» SET PROBLEM: Say how many lines contain "Journal"; the answer is the number alone.
··· INFORMATION SHOWN ···
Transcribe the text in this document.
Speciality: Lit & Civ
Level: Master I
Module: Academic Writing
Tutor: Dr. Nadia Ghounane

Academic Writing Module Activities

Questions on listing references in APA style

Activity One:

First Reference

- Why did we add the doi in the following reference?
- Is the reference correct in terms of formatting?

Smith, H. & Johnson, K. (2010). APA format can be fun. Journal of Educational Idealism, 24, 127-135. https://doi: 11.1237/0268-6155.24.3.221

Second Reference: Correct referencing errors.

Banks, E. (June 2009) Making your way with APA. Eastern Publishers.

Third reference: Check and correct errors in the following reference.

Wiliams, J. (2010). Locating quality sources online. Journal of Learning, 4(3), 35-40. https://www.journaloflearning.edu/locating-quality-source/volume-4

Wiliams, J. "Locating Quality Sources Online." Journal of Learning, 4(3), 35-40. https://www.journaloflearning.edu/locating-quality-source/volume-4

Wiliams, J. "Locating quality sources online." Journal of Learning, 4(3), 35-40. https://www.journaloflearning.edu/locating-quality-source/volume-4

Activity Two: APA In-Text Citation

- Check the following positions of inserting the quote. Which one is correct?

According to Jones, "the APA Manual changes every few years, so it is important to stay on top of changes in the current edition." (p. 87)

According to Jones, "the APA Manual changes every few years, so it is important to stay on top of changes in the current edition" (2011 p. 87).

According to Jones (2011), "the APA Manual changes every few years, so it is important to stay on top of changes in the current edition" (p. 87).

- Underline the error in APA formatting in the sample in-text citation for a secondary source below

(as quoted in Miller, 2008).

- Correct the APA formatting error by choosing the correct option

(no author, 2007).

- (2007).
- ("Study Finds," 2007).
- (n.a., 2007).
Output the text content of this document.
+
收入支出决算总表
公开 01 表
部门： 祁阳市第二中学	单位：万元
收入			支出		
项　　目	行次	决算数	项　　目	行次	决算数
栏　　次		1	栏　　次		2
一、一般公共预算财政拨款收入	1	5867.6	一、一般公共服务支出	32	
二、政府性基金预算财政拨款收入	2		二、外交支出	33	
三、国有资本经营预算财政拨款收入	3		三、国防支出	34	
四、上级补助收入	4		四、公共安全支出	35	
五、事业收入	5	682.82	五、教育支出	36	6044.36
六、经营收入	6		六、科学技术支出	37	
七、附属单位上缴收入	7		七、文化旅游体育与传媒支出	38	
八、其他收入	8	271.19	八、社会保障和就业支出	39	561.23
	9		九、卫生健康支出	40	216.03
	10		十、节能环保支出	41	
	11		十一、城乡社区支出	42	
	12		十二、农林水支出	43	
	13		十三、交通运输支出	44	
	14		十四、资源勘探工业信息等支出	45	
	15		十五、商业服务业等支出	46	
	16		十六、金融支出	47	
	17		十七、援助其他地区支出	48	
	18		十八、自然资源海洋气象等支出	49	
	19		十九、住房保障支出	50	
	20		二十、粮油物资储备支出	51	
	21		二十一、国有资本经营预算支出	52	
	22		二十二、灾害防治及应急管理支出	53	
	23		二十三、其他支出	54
···
» THE RESULT: 4